◆ Task prompt
Print the entries below word for word; the pictures stay out of your copy.

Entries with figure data

>>>>

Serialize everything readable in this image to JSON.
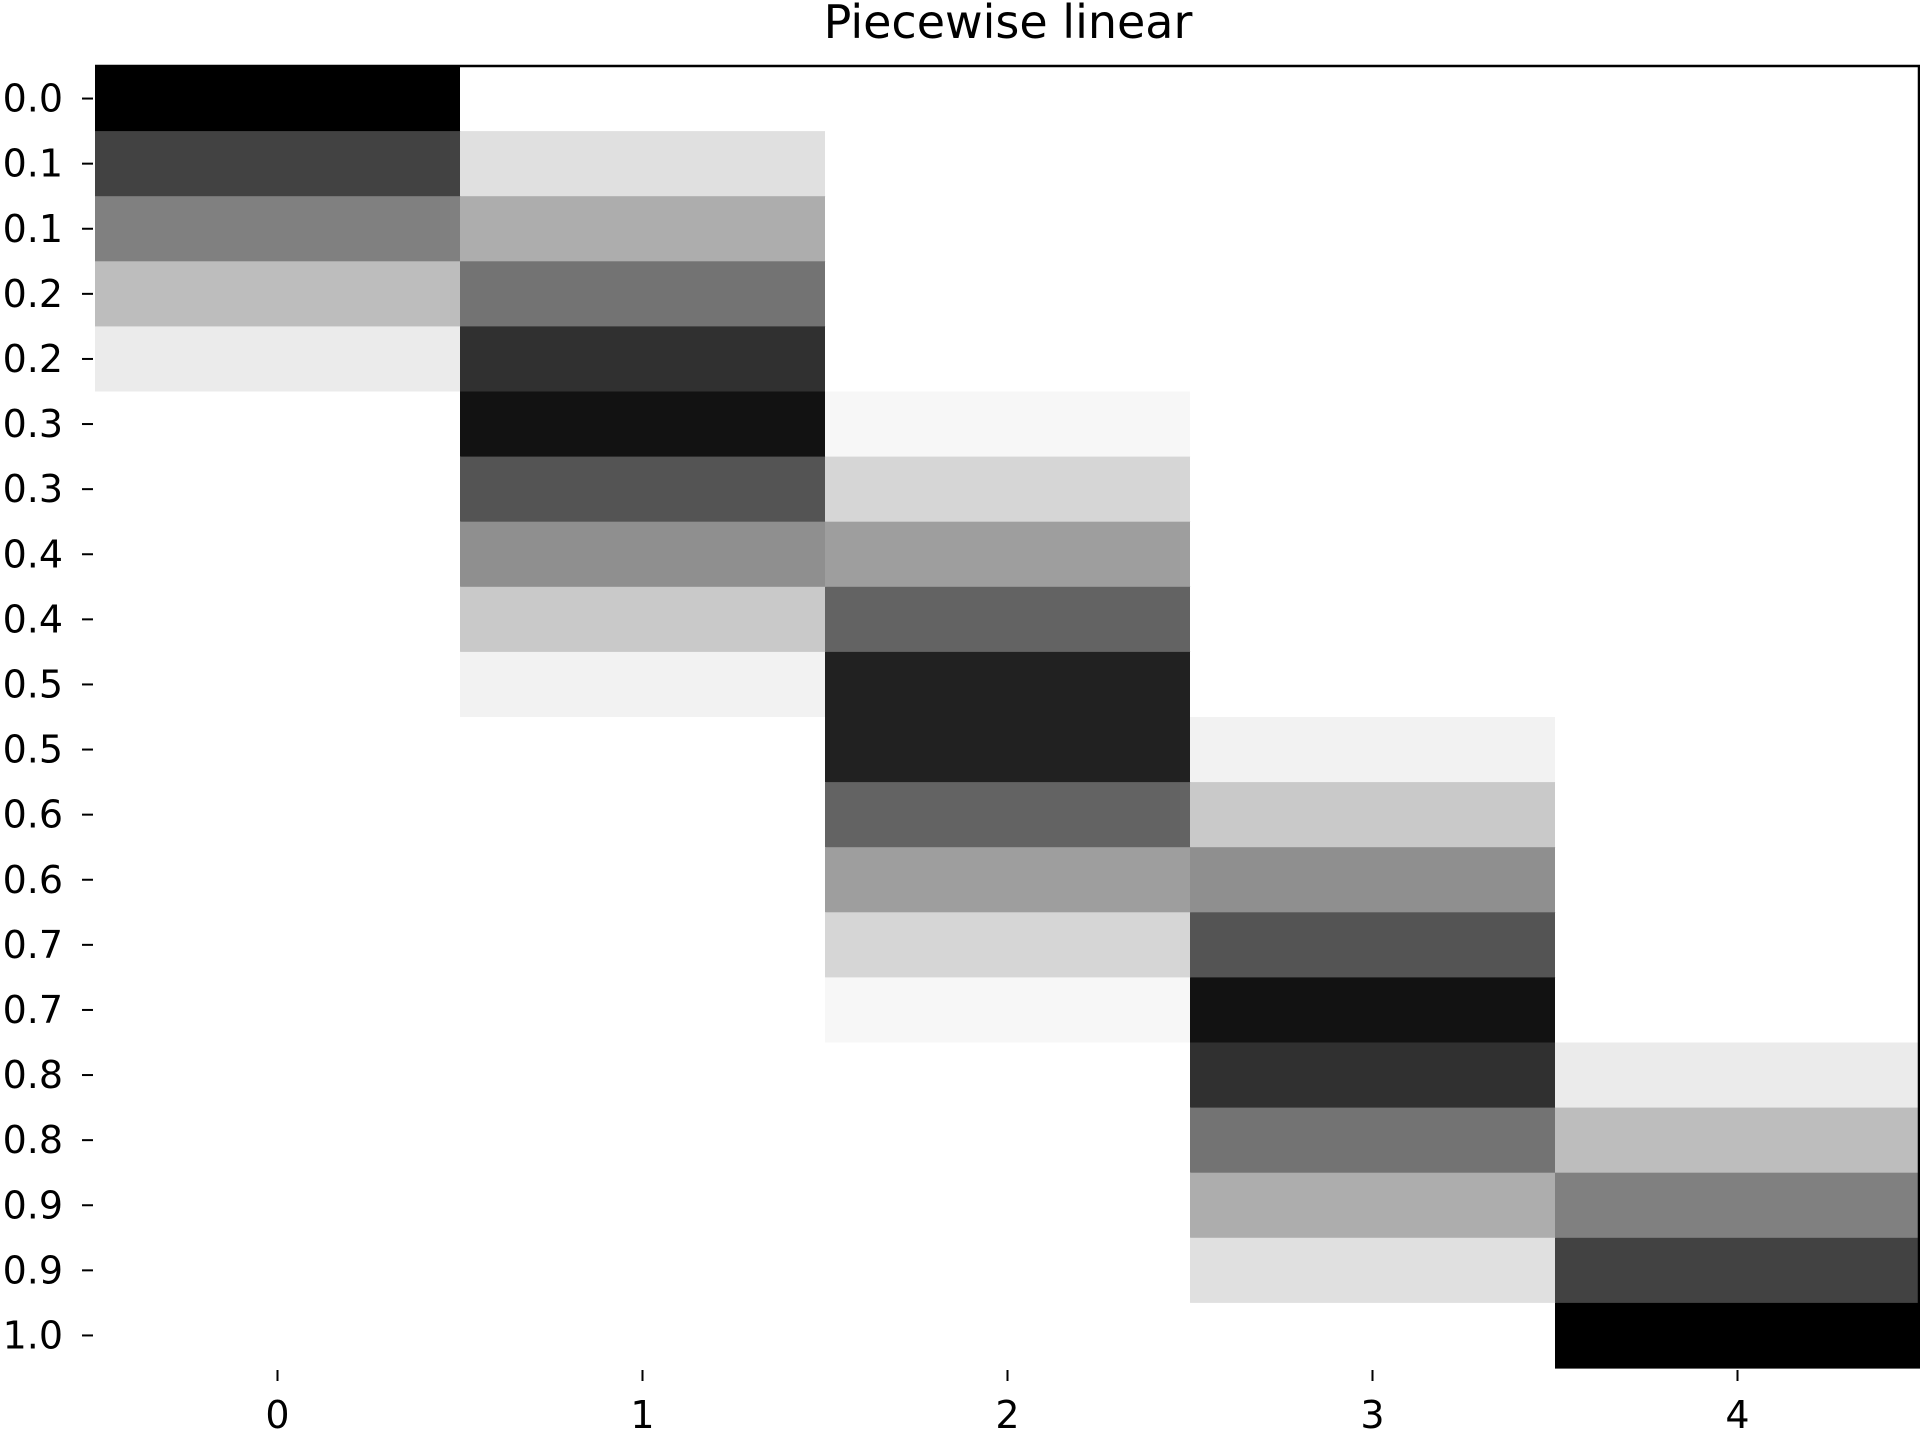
{
  "chart_data": {
    "type": "heatmap",
    "title": "Piecewise linear",
    "xlabel": "",
    "ylabel": "",
    "x_tick_labels": [
      "0",
      "1",
      "2",
      "3",
      "4"
    ],
    "y_tick_labels": [
      "0.0",
      "0.1",
      "0.1",
      "0.2",
      "0.2",
      "0.3",
      "0.3",
      "0.4",
      "0.4",
      "0.5",
      "0.5",
      "0.6",
      "0.6",
      "0.7",
      "0.7",
      "0.8",
      "0.8",
      "0.9",
      "0.9",
      "1.0"
    ],
    "colormap": "gray_r",
    "value_range": [
      0,
      1
    ],
    "grid": false,
    "matrix": [
      [
        1.0,
        0.0,
        0.0,
        0.0,
        0.0
      ],
      [
        0.74,
        0.12,
        0.0,
        0.0,
        0.0
      ],
      [
        0.5,
        0.32,
        0.0,
        0.0,
        0.0
      ],
      [
        0.26,
        0.55,
        0.0,
        0.0,
        0.0
      ],
      [
        0.08,
        0.81,
        0.0,
        0.0,
        0.0
      ],
      [
        0.0,
        0.93,
        0.03,
        0.0,
        0.0
      ],
      [
        0.0,
        0.67,
        0.16,
        0.0,
        0.0
      ],
      [
        0.0,
        0.44,
        0.38,
        0.0,
        0.0
      ],
      [
        0.0,
        0.21,
        0.61,
        0.0,
        0.0
      ],
      [
        0.0,
        0.05,
        0.87,
        0.0,
        0.0
      ],
      [
        0.0,
        0.0,
        0.87,
        0.05,
        0.0
      ],
      [
        0.0,
        0.0,
        0.61,
        0.21,
        0.0
      ],
      [
        0.0,
        0.0,
        0.38,
        0.44,
        0.0
      ],
      [
        0.0,
        0.0,
        0.16,
        0.67,
        0.0
      ],
      [
        0.0,
        0.0,
        0.03,
        0.93,
        0.0
      ],
      [
        0.0,
        0.0,
        0.0,
        0.81,
        0.08
      ],
      [
        0.0,
        0.0,
        0.0,
        0.55,
        0.26
      ],
      [
        0.0,
        0.0,
        0.0,
        0.32,
        0.5
      ],
      [
        0.0,
        0.0,
        0.0,
        0.12,
        0.74
      ],
      [
        0.0,
        0.0,
        0.0,
        0.0,
        1.0
      ]
    ]
  }
}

<<<<

◆ Exercise solution
Serialize everything readable in this image to JSON.
{
  "chart_data": {
    "type": "heatmap",
    "title": "Piecewise linear",
    "xlabel": "",
    "ylabel": "",
    "x_tick_labels": [
      "0",
      "1",
      "2",
      "3",
      "4"
    ],
    "y_tick_labels": [
      "0.0",
      "0.1",
      "0.1",
      "0.2",
      "0.2",
      "0.3",
      "0.3",
      "0.4",
      "0.4",
      "0.5",
      "0.5",
      "0.6",
      "0.6",
      "0.7",
      "0.7",
      "0.8",
      "0.8",
      "0.9",
      "0.9",
      "1.0"
    ],
    "colormap": "gray_r",
    "value_range": [
      0,
      1
    ],
    "grid": false,
    "matrix": [
      [
        1.0,
        0.0,
        0.0,
        0.0,
        0.0
      ],
      [
        0.74,
        0.12,
        0.0,
        0.0,
        0.0
      ],
      [
        0.5,
        0.32,
        0.0,
        0.0,
        0.0
      ],
      [
        0.26,
        0.55,
        0.0,
        0.0,
        0.0
      ],
      [
        0.08,
        0.81,
        0.0,
        0.0,
        0.0
      ],
      [
        0.0,
        0.93,
        0.03,
        0.0,
        0.0
      ],
      [
        0.0,
        0.67,
        0.16,
        0.0,
        0.0
      ],
      [
        0.0,
        0.44,
        0.38,
        0.0,
        0.0
      ],
      [
        0.0,
        0.21,
        0.61,
        0.0,
        0.0
      ],
      [
        0.0,
        0.05,
        0.87,
        0.0,
        0.0
      ],
      [
        0.0,
        0.0,
        0.87,
        0.05,
        0.0
      ],
      [
        0.0,
        0.0,
        0.61,
        0.21,
        0.0
      ],
      [
        0.0,
        0.0,
        0.38,
        0.44,
        0.0
      ],
      [
        0.0,
        0.0,
        0.16,
        0.67,
        0.0
      ],
      [
        0.0,
        0.0,
        0.03,
        0.93,
        0.0
      ],
      [
        0.0,
        0.0,
        0.0,
        0.81,
        0.08
      ],
      [
        0.0,
        0.0,
        0.0,
        0.55,
        0.26
      ],
      [
        0.0,
        0.0,
        0.0,
        0.32,
        0.5
      ],
      [
        0.0,
        0.0,
        0.0,
        0.12,
        0.74
      ],
      [
        0.0,
        0.0,
        0.0,
        0.0,
        1.0
      ]
    ]
  }
}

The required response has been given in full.